- [Data section]:
-*-
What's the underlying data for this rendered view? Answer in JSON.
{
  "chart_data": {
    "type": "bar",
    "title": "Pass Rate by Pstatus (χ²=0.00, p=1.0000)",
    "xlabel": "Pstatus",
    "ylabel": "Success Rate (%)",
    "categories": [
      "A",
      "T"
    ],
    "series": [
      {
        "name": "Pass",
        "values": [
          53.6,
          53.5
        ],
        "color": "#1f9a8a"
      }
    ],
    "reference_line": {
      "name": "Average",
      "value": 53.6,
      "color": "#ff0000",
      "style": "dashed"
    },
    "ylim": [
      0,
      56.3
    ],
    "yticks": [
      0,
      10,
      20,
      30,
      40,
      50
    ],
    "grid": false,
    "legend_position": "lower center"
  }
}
-*-
- [Stated problem]: All the entries above need to be reproduced exactly.

- [Written reply]:
What's the underlying data for this rendered view? Answer in JSON.
{
  "chart_data": {
    "type": "bar",
    "title": "Pass Rate by Pstatus (χ²=0.00, p=1.0000)",
    "xlabel": "Pstatus",
    "ylabel": "Success Rate (%)",
    "categories": [
      "A",
      "T"
    ],
    "series": [
      {
        "name": "Pass",
        "values": [
          53.6,
          53.5
        ],
        "color": "#1f9a8a"
      }
    ],
    "reference_line": {
      "name": "Average",
      "value": 53.6,
      "color": "#ff0000",
      "style": "dashed"
    },
    "ylim": [
      0,
      56.3
    ],
    "yticks": [
      0,
      10,
      20,
      30,
      40,
      50
    ],
    "grid": false,
    "legend_position": "lower center"
  }
}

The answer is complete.